- **AUFGABENSTELLUNG**
Gib den Abschnitt des bereitgestellten Textes zwischen „Vorbemerkung: Wir kommentieren, wenn“ und „Achtung, gefährliche Testballons!“ einschließlich wieder und setze dabei überall „Zusammenstellung“ an die Stelle von „Übersicht“.

Vorbemerkung: Wir kommentieren, wenn wir das für nötig halten. Selbstverständlich bedeutet die Aufnahme in unsere Übersicht nicht in jedem Fall, dass wir mit allen Aussagen der jeweiligen Texte einverstanden sind. Verantwortlich für die Richtigkeit der zitierten Texte sind die jeweiligen Quellen und nicht die NachDenkSeiten. Wenn Sie diese Übersicht für hilfreich halten, dann weisen Sie doch bitte Ihre Bekannten auf diese Möglichkeit der schnellen Information hin.

  1. Achtung, gefährliche Testballons!
    Krankentage, Lifestyle-Teilzeit, Zahnleistungen: Die Union lässt Ballons steigen, um zu testen, wie weit der Sozialkahlschlag gehen kann […]
    Als würde die Wirtschaft nach fünf Jahren Krise angekurbelt, wenn Beschäftigte Verzicht üben und den Gürtel enger schnallen.

(Gespeicherte Einträge)
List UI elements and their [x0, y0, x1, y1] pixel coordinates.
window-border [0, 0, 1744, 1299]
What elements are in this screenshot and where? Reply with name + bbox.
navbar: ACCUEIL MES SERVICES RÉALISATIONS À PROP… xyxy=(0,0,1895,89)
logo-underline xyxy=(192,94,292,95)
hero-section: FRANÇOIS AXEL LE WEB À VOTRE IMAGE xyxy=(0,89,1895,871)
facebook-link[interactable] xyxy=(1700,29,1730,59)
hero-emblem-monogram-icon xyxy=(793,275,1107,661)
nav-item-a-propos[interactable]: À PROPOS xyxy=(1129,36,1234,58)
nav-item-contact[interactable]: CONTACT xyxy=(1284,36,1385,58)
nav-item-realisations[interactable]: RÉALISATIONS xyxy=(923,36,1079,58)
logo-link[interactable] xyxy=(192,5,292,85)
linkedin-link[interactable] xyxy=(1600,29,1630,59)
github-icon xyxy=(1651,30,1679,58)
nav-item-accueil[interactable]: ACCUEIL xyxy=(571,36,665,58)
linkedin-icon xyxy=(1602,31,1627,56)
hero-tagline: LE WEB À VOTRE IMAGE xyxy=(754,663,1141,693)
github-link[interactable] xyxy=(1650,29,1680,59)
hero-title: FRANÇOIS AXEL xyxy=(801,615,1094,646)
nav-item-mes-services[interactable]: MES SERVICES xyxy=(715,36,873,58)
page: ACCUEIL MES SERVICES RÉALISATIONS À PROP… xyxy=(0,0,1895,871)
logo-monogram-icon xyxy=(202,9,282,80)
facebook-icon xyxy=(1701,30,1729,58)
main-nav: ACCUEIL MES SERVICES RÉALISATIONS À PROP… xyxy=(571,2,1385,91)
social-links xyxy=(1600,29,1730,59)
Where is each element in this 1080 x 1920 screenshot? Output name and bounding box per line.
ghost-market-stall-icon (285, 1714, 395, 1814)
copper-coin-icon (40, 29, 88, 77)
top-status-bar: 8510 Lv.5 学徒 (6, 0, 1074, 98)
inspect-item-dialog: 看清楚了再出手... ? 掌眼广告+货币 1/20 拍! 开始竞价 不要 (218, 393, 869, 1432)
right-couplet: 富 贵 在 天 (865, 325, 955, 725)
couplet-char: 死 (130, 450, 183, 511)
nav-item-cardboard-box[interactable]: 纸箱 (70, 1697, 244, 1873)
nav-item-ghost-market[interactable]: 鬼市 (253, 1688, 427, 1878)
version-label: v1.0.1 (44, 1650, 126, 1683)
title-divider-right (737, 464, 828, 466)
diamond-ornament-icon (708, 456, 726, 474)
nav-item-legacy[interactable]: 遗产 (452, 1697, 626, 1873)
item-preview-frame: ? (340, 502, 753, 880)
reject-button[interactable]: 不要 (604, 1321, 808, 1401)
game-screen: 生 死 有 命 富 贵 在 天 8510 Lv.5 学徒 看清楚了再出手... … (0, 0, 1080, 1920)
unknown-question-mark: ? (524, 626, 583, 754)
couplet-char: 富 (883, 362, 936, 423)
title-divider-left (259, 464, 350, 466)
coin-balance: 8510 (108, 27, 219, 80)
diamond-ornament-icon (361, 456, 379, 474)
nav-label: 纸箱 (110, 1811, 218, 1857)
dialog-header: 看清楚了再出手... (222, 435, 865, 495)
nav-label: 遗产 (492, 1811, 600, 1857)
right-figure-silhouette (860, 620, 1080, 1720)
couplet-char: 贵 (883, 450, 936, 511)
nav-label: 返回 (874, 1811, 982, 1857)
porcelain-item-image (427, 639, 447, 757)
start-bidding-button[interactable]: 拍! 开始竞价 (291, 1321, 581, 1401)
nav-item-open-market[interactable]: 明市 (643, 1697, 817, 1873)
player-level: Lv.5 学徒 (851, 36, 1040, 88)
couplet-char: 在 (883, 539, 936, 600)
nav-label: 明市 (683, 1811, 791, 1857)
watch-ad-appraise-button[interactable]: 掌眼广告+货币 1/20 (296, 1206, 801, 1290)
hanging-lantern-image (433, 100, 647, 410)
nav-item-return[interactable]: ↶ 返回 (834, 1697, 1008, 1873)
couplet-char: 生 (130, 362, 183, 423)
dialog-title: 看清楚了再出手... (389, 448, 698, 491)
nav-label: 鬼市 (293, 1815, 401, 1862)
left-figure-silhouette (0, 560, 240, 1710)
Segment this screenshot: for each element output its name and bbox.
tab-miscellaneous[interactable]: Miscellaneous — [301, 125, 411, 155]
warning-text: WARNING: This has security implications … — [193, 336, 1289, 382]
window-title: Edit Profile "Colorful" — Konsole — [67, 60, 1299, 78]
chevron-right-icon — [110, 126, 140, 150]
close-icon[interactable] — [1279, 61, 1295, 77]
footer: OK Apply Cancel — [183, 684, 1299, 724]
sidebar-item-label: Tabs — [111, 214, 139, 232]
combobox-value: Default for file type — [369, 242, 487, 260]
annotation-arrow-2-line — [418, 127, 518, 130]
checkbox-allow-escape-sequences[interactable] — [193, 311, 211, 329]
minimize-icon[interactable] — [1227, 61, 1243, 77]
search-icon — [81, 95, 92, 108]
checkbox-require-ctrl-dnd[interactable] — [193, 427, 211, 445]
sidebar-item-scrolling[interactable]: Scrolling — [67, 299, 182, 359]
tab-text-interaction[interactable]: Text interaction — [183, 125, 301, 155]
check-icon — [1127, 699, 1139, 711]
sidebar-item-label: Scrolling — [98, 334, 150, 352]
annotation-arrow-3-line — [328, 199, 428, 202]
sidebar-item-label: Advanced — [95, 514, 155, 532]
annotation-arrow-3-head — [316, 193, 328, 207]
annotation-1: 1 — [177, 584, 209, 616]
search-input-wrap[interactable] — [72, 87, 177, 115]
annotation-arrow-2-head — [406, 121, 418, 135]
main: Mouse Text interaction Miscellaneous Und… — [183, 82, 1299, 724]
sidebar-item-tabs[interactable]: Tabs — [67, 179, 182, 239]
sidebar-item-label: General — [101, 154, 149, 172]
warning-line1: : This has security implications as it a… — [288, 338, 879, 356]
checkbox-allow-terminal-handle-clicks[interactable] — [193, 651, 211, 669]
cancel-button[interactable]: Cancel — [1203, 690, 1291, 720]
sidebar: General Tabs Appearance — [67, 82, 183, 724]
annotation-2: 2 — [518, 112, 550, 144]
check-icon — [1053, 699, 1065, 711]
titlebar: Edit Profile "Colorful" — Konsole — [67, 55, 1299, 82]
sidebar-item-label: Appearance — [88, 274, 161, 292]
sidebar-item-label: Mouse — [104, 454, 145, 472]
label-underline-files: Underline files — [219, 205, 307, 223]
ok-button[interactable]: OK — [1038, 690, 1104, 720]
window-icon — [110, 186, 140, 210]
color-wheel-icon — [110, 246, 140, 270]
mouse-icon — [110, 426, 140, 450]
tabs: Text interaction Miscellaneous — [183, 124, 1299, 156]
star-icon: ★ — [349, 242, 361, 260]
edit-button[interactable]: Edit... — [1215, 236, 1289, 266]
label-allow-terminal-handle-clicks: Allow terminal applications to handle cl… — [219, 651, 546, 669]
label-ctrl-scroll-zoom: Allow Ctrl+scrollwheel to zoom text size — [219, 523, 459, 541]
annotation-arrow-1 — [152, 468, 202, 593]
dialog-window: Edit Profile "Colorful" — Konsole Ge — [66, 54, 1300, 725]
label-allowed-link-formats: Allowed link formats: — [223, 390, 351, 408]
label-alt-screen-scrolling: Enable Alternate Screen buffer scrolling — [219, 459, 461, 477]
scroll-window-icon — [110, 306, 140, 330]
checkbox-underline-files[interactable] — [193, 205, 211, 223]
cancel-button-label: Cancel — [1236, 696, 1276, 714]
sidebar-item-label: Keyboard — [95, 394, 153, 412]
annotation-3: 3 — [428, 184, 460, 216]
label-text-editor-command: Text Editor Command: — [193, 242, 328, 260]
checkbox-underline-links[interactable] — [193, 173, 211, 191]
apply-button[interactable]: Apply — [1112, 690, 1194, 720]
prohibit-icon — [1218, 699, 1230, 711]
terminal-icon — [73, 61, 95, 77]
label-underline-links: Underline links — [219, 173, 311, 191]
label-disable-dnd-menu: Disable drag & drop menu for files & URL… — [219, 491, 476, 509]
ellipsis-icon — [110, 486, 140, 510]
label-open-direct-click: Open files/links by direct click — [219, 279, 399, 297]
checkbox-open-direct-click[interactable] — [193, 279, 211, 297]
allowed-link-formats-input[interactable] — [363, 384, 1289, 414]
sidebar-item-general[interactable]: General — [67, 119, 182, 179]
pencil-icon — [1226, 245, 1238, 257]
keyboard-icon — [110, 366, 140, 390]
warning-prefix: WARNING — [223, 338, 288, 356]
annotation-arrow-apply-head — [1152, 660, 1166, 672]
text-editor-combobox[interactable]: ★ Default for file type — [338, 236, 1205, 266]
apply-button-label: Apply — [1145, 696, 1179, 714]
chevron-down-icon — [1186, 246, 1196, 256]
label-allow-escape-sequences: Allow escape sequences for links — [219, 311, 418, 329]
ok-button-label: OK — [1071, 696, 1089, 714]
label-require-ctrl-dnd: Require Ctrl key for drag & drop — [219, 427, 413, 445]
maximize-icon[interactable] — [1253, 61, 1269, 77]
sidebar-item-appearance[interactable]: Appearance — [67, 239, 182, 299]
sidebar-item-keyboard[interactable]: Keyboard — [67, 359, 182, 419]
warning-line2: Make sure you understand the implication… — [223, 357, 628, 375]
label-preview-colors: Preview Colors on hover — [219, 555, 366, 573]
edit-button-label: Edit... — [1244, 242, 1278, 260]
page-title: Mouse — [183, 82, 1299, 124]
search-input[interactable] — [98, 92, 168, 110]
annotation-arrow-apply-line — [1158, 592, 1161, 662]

- **ANTWORTBEREICH**
Vorbemerkung: Wir kommentieren, wenn wir das für nötig halten. Selbstverständlich bedeutet die Aufnahme in unsere Zusammenstellung nicht in jedem Fall, dass wir mit allen Aussagen der jeweiligen Texte einverstanden sind. Verantwortlich für die Richtigkeit der zitierten Texte sind die jeweiligen Quellen und nicht die NachDenkSeiten. Wenn Sie diese Zusammenstellung für hilfreich halten, dann weisen Sie doch bitte Ihre Bekannten auf diese Möglichkeit der schnellen Information hin.

  1. Achtung, gefährliche Testballons!